- [WORK TO COMPLETE]: Using the data below, determine the number of lines that include the string "glyph". Write only that number.
::: DATA EXCERPTS :::
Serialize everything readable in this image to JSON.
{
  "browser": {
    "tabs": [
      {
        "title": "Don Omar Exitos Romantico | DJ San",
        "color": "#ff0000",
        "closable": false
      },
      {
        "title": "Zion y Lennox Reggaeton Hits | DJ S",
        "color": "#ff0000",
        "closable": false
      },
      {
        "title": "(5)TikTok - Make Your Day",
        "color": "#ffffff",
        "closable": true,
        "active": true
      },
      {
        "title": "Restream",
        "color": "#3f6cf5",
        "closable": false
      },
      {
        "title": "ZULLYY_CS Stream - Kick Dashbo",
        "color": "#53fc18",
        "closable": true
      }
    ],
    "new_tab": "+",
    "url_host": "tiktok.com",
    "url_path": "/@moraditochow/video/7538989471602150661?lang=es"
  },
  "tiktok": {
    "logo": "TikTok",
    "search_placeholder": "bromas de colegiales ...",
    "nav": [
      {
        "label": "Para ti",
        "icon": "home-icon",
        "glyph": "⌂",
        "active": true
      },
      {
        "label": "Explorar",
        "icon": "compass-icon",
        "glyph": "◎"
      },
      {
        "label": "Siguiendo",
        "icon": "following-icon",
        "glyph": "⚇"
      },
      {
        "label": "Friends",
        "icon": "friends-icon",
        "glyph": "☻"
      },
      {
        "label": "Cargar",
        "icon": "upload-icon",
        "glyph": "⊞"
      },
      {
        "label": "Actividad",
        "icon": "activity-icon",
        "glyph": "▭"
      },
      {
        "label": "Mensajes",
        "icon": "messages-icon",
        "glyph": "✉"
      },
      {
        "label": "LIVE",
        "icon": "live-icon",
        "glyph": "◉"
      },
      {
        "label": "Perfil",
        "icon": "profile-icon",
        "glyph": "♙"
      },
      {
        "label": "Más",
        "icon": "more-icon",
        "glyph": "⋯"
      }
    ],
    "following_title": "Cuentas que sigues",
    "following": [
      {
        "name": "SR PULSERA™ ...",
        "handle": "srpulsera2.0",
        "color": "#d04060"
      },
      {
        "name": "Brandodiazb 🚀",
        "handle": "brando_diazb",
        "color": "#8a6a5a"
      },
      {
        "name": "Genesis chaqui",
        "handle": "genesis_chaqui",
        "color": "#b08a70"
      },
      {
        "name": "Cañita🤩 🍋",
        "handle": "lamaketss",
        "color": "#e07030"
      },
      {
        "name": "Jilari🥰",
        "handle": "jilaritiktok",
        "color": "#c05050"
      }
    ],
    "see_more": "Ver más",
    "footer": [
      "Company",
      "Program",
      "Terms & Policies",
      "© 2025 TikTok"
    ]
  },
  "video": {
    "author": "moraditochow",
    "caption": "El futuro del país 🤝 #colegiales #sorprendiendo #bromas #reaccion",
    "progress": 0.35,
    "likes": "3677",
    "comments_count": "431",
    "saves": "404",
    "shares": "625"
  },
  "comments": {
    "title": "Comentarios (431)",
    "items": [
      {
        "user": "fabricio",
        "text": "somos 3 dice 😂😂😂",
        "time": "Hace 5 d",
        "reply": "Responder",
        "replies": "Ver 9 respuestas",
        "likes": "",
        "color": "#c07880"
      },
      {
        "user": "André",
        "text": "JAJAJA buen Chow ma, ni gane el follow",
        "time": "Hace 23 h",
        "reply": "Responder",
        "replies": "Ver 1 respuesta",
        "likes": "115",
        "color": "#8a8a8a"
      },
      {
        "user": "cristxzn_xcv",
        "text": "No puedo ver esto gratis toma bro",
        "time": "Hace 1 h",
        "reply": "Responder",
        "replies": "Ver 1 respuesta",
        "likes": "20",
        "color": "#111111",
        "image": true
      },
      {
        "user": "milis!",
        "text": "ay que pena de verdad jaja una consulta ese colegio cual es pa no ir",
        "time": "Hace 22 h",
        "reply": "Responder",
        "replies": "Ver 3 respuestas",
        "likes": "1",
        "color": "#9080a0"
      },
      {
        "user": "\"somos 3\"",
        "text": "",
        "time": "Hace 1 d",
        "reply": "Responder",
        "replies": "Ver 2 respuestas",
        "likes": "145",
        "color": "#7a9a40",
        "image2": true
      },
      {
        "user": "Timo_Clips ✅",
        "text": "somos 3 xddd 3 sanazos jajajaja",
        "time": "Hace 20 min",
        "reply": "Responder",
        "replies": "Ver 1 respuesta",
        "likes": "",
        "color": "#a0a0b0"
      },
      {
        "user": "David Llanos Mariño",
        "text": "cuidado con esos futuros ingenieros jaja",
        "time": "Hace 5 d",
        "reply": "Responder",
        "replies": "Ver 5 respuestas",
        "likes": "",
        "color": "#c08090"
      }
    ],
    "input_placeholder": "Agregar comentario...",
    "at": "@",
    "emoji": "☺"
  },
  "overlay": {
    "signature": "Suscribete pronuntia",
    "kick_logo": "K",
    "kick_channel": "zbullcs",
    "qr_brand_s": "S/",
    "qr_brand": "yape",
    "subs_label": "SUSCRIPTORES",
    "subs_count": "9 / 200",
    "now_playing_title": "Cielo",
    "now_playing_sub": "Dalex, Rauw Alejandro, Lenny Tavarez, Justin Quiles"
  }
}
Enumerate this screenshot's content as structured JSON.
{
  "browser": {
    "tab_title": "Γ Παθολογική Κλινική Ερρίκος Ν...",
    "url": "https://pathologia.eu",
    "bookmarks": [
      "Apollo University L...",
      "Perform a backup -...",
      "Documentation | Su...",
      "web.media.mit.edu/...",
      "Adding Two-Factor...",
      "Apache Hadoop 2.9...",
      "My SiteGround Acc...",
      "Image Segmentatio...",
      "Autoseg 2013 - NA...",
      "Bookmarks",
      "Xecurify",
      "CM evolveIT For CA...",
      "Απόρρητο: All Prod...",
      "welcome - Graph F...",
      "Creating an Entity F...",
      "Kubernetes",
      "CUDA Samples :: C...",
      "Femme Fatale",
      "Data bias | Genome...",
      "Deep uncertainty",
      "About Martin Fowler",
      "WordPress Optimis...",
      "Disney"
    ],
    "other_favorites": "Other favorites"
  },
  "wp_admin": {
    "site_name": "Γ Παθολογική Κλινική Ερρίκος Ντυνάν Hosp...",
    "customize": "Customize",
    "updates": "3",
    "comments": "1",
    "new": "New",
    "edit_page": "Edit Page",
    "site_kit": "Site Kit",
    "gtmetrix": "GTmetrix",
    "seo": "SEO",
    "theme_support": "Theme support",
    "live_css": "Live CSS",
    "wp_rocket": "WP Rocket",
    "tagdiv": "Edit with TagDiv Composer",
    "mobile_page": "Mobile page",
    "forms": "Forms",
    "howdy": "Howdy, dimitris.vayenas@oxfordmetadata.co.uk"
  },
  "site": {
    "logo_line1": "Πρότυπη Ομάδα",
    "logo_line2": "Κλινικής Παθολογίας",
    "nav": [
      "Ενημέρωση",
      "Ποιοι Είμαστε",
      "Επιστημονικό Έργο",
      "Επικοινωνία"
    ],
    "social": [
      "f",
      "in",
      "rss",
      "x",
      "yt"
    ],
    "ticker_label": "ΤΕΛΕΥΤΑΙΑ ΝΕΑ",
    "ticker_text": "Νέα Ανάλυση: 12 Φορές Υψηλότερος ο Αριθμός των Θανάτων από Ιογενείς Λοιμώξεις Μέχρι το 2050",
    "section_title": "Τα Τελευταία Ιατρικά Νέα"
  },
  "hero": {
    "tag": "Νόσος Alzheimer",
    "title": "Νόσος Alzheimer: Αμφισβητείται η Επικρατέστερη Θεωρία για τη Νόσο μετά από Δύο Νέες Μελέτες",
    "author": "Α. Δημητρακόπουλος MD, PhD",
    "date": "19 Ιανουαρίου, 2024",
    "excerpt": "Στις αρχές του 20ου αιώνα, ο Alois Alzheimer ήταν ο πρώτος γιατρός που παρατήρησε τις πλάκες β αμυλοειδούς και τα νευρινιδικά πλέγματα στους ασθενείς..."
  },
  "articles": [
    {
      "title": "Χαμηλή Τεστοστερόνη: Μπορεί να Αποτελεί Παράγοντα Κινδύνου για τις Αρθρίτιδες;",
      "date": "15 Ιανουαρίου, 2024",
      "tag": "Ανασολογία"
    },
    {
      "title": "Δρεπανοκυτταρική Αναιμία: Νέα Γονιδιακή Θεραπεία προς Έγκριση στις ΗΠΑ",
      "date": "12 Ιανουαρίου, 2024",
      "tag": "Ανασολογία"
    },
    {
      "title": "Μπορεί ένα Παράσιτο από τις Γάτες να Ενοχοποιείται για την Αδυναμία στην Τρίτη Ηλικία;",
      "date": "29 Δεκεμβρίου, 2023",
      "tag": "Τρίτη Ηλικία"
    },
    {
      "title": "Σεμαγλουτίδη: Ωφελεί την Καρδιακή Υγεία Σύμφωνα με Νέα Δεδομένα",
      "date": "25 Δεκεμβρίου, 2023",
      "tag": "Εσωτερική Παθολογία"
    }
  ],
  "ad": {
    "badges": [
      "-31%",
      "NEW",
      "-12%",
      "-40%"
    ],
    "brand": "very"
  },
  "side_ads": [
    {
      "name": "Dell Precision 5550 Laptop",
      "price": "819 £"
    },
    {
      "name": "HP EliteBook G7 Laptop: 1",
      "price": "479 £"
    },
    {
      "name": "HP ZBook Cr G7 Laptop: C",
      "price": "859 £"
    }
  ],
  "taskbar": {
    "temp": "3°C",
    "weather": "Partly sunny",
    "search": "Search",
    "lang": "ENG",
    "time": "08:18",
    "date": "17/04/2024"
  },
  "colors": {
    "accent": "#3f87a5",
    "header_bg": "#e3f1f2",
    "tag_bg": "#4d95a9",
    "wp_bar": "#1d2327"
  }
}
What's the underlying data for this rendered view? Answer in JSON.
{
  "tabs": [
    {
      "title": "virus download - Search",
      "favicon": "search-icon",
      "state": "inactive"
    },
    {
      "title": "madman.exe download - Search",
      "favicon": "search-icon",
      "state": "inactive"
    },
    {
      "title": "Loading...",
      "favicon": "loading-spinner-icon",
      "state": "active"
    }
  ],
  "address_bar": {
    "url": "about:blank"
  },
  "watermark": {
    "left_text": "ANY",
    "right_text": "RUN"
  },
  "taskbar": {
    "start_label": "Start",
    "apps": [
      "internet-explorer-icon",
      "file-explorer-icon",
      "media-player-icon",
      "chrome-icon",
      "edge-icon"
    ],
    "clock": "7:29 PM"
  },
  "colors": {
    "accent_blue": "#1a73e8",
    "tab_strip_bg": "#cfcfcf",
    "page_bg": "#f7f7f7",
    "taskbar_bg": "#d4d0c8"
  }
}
:::
- [RESULT OF THIS EXERCISE]: 10